» **PROMPT**
Below are records; transcribe only the line with "Read this page and output its text content." and those after it, through the last line, without any change.
==================================================
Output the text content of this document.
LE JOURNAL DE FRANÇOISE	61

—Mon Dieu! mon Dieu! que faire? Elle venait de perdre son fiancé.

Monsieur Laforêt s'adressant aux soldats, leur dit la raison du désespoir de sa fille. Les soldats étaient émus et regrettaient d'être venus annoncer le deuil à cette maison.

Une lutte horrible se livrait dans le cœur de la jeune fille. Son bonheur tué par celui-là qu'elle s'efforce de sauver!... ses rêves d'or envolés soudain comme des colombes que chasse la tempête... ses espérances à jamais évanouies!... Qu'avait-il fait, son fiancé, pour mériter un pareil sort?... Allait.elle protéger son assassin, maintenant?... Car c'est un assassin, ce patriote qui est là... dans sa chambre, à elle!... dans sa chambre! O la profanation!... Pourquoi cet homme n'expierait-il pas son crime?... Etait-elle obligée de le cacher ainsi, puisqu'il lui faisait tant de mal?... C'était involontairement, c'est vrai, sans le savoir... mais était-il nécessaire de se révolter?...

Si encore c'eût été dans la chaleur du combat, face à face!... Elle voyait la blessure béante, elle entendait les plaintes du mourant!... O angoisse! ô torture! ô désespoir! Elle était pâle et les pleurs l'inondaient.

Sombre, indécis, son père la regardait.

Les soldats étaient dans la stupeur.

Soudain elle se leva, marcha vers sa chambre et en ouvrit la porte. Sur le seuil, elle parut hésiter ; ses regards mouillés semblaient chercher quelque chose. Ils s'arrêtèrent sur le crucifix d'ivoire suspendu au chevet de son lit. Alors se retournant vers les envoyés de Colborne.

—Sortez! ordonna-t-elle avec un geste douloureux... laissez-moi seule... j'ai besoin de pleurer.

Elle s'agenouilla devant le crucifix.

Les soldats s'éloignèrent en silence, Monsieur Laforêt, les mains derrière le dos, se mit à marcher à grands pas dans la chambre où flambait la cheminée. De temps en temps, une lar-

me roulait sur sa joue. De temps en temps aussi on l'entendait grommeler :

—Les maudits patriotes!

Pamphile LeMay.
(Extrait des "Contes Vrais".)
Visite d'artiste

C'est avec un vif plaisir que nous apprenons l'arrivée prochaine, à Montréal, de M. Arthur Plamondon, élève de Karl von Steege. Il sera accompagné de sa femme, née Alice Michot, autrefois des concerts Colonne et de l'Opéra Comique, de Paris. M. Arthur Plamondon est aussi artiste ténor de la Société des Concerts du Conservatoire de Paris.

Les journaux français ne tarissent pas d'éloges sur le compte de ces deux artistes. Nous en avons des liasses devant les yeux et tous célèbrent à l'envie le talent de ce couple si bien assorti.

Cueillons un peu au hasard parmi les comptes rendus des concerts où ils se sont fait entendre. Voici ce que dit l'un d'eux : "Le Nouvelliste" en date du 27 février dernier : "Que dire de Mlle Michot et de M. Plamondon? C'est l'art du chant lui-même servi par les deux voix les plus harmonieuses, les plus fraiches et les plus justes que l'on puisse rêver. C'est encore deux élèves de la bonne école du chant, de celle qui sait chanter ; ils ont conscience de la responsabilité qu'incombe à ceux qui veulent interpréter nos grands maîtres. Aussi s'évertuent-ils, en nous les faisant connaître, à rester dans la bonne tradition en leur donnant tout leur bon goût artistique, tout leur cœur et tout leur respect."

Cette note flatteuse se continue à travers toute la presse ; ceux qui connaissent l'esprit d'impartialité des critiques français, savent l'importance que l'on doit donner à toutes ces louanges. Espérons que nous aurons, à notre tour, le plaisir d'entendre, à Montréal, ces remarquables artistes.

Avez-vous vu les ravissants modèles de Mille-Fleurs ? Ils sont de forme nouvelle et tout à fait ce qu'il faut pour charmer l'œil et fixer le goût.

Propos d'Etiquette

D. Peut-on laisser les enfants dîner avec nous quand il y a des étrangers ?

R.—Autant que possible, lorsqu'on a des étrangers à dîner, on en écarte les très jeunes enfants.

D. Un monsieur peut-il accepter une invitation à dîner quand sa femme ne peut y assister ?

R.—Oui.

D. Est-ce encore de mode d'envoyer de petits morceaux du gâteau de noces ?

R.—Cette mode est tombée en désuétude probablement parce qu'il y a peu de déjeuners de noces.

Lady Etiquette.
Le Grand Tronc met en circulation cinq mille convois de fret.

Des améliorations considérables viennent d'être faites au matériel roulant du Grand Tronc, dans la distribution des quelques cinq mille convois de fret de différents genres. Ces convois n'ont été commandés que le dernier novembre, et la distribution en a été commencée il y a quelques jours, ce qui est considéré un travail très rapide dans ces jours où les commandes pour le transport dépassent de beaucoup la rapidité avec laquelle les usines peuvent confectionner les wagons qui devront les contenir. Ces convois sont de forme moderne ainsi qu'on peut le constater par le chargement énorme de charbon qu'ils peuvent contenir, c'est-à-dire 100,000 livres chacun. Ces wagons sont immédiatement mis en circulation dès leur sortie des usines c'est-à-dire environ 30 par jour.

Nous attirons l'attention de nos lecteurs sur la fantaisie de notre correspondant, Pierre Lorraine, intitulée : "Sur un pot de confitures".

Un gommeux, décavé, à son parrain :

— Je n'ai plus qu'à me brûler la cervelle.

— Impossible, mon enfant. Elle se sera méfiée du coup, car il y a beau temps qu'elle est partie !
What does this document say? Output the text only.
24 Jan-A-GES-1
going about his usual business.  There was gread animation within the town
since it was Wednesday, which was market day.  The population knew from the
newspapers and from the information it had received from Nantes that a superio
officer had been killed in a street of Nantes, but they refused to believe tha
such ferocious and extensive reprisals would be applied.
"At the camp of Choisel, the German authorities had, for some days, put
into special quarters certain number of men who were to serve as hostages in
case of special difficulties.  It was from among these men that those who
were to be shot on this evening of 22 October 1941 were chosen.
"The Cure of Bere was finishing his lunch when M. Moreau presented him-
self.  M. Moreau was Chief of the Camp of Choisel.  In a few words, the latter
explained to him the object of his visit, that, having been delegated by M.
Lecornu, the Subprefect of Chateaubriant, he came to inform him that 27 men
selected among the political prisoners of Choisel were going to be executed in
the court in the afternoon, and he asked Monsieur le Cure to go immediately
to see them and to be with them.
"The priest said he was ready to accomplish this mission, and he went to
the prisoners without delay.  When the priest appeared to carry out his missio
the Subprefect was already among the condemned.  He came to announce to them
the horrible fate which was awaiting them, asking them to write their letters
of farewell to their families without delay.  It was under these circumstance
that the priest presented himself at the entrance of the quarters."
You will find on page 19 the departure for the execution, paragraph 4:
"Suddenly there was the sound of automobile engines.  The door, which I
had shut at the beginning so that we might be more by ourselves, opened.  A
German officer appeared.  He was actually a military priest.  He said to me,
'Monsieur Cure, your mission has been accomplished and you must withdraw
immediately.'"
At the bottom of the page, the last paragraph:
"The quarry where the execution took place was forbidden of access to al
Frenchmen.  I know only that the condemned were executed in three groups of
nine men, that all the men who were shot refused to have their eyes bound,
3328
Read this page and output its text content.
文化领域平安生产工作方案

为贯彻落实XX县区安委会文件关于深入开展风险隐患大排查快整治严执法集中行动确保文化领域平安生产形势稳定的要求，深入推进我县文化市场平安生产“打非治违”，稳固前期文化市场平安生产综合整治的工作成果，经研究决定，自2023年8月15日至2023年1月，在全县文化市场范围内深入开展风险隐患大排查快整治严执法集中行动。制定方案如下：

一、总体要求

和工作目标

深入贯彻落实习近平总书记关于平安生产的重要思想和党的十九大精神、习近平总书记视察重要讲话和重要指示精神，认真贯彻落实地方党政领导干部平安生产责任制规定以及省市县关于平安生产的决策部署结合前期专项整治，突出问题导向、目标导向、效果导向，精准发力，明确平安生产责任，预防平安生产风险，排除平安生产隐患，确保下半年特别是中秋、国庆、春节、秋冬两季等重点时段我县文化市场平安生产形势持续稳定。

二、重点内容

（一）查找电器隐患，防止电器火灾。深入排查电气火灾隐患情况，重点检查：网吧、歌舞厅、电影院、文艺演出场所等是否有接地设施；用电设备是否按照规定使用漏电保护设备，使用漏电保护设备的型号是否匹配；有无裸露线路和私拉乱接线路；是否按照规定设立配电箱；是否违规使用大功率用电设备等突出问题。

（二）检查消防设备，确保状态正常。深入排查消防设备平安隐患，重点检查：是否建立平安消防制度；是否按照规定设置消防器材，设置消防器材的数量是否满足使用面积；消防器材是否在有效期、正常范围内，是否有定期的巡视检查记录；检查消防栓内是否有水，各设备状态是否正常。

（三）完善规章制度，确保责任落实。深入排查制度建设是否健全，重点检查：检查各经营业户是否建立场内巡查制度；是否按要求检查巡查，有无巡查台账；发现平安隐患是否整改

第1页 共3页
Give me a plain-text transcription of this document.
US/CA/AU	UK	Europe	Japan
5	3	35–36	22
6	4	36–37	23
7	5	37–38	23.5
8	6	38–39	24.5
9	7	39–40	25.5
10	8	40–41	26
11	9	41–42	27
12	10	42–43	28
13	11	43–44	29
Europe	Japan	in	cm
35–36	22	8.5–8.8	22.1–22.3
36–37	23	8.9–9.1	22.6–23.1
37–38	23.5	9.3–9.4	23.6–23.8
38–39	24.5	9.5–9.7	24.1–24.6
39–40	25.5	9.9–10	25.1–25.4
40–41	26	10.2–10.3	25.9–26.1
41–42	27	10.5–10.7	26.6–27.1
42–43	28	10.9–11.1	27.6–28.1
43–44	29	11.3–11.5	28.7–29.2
==================================================
» **REPLY**
Read this page and output its text content.
文化领域平安生产工作方案

为贯彻落实XX县区安委会文件关于深入开展风险隐患大排查快整治严执法集中行动确保文化领域平安生产形势稳定的要求，深入推进我县文化市场平安生产“打非治违”，稳固前期文化市场平安生产综合整治的工作成果，经研究决定，自2023年8月15日至2023年1月，在全县文化市场范围内深入开展风险隐患大排查快整治严执法集中行动。制定方案如下：

一、总体要求

和工作目标

深入贯彻落实习近平总书记关于平安生产的重要思想和党的十九大精神、习近平总书记视察重要讲话和重要指示精神，认真贯彻落实地方党政领导干部平安生产责任制规定以及省市县关于平安生产的决策部署结合前期专项整治，突出问题导向、目标导向、效果导向，精准发力，明确平安生产责任，预防平安生产风险，排除平安生产隐患，确保下半年特别是中秋、国庆、春节、秋冬两季等重点时段我县文化市场平安生产形势持续稳定。

二、重点内容

（一）查找电器隐患，防止电器火灾。深入排查电气火灾隐患情况，重点检查：网吧、歌舞厅、电影院、文艺演出场所等是否有接地设施；用电设备是否按照规定使用漏电保护设备，使用漏电保护设备的型号是否匹配；有无裸露线路和私拉乱接线路；是否按照规定设立配电箱；是否违规使用大功率用电设备等突出问题。

（二）检查消防设备，确保状态正常。深入排查消防设备平安隐患，重点检查：是否建立平安消防制度；是否按照规定设置消防器材，设置消防器材的数量是否满足使用面积；消防器材是否在有效期、正常范围内，是否有定期的巡视检查记录；检查消防栓内是否有水，各设备状态是否正常。

（三）完善规章制度，确保责任落实。深入排查制度建设是否健全，重点检查：检查各经营业户是否建立场内巡查制度；是否按要求检查巡查，有无巡查台账；发现平安隐患是否整改

第1页 共3页
Give me a plain-text transcription of this document.
US/CA/AU	UK	Europe	Japan
5	3	35–36	22
6	4	36–37	23
7	5	37–38	23.5
8	6	38–39	24.5
9	7	39–40	25.5
10	8	40–41	26
11	9	41–42	27
12	10	42–43	28
13	11	43–44	29
Europe	Japan	in	cm
35–36	22	8.5–8.8	22.1–22.3
36–37	23	8.9–9.1	22.6–23.1
37–38	23.5	9.3–9.4	23.6–23.8
38–39	24.5	9.5–9.7	24.1–24.6
39–40	25.5	9.9–10	25.1–25.4
40–41	26	10.2–10.3	25.9–26.1
41–42	27	10.5–10.7	26.6–27.1
42–43	28	10.9–11.1	27.6–28.1
43–44	29	11.3–11.5	28.7–29.2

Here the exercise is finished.